• [SOAL] Sebutkan semua kata keratabasa yang dicontohkan dalam teks tentang cinta dan benci di bawah ini, beserta kepanjangannya.

• [SUMBER]
•••••
Hihi, KBBI (Kamus Besar Bahasa Indonesia) kasih contoh kata keratabasa itu 'benci' alias benar-benar cinta. "Biasanya untuk lelucon," katanya. Seperti 'jahat' (jatuh hati) atau 'sebel'  (senang betul). Kalau cius  (serius), tentu 'benci' itu antonim 'cinta'. Kita bisa rasakan sendiri kok; cinta atau benci itu dapat menjadi 'energi' (stimulan) kerja dan karya kita; bahkan kinerja kita--jika dinilai dengan nurani--akan bersuara jujur: beraura-berdampak positif atau negatif!

Jangan terlalu jauhlah. Yang menilai objektif, tentu orang lain; dan biar gak capek, tentu the final of  evaluasi itu (hanya) hak Tuhan.

Olala, jangan OMDO (omong doang), cinta itu bukti, BUKTIKAN!! Cinta itu memberi, bukan take and give  (ambil dan beri) karena #bukan sedang berbisnis. Inilah yang membuat saya 'gegana' insani: siapa yang rela mati karena/untuk saya? Heuheu, memang blunder; katanya: jangan syirik, kok  beri bad influence?!

Saya siap mati demi istri-anak! (ini syirik). Apakah istri-anak siap mati demi saya? (ini bisnis). Itulah, saya bukan Nabi. Itulah, mengapa Muhammad menjadi kekasih Allah; bahkan Allah (dan seluruh makhluk-Nya) bershalawat untuk Nabi, sebagai bukti cinta dengan mendoakan kebaikan bagi Nabi, sekaligus bukti bahwa Nabi Muhammad SAW sebagai makhluk yang paling dicintai di alam semesta.
•••••
• [INFORMASI YANG DITAMPILKAN]
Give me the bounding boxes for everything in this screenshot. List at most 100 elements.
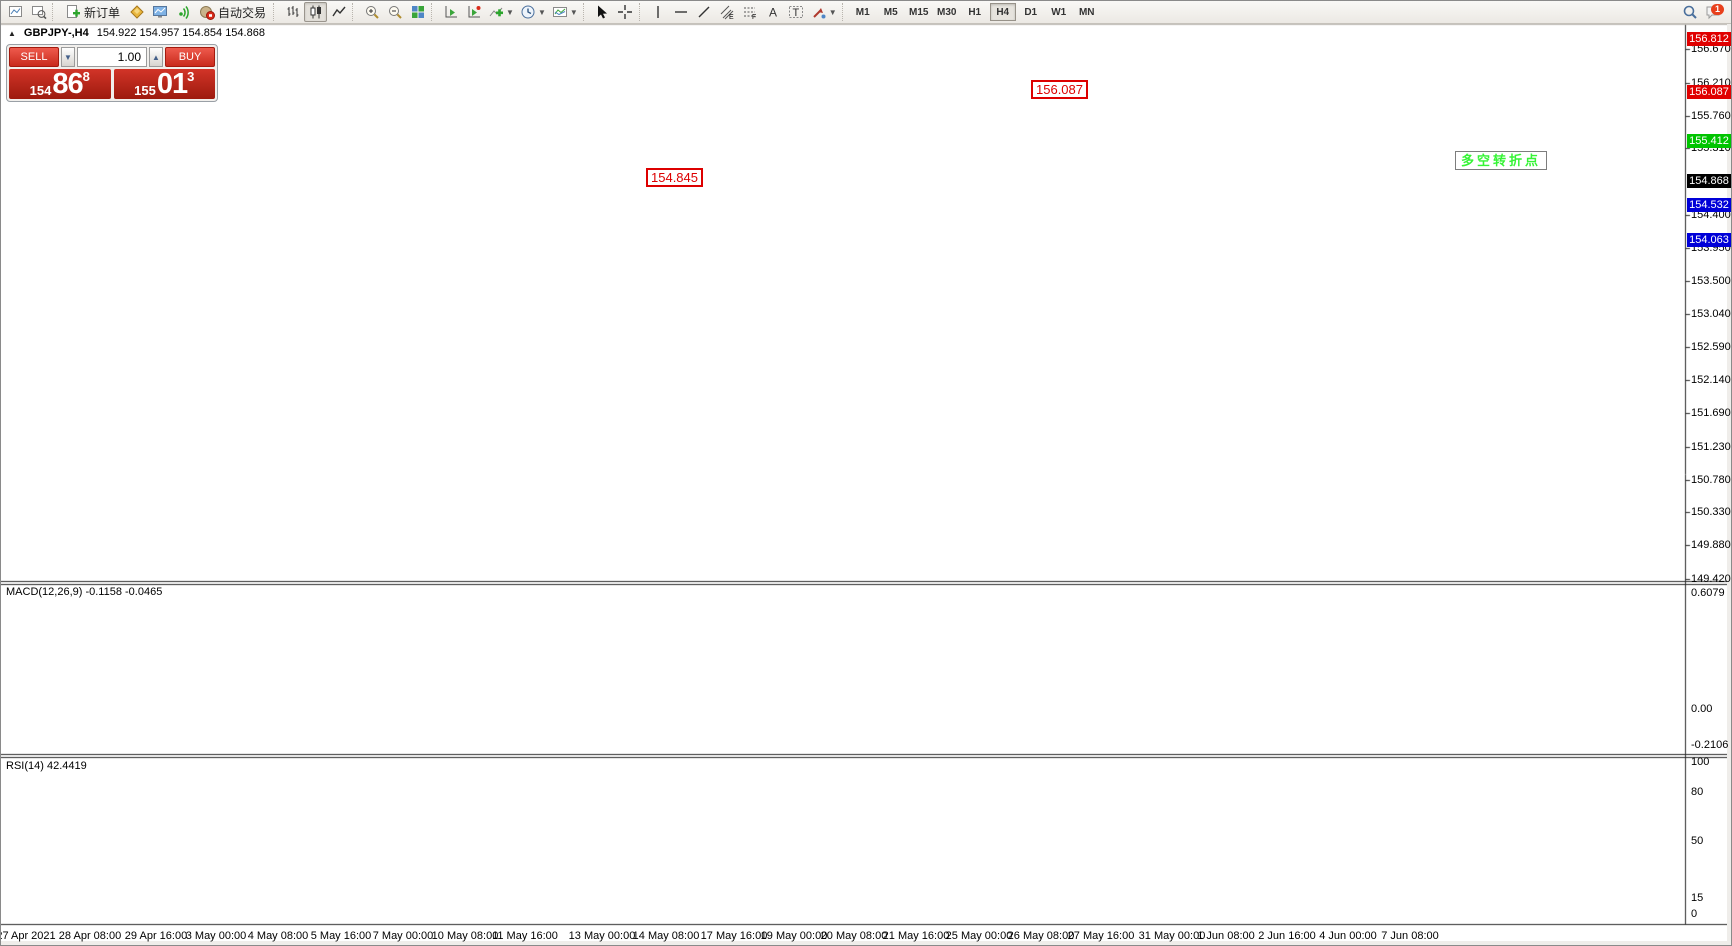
•••••
• [JAWABAN LENGKAP]
- benci: benar-benar cinta
- jahat: jatuh hati
- sebel: senang betul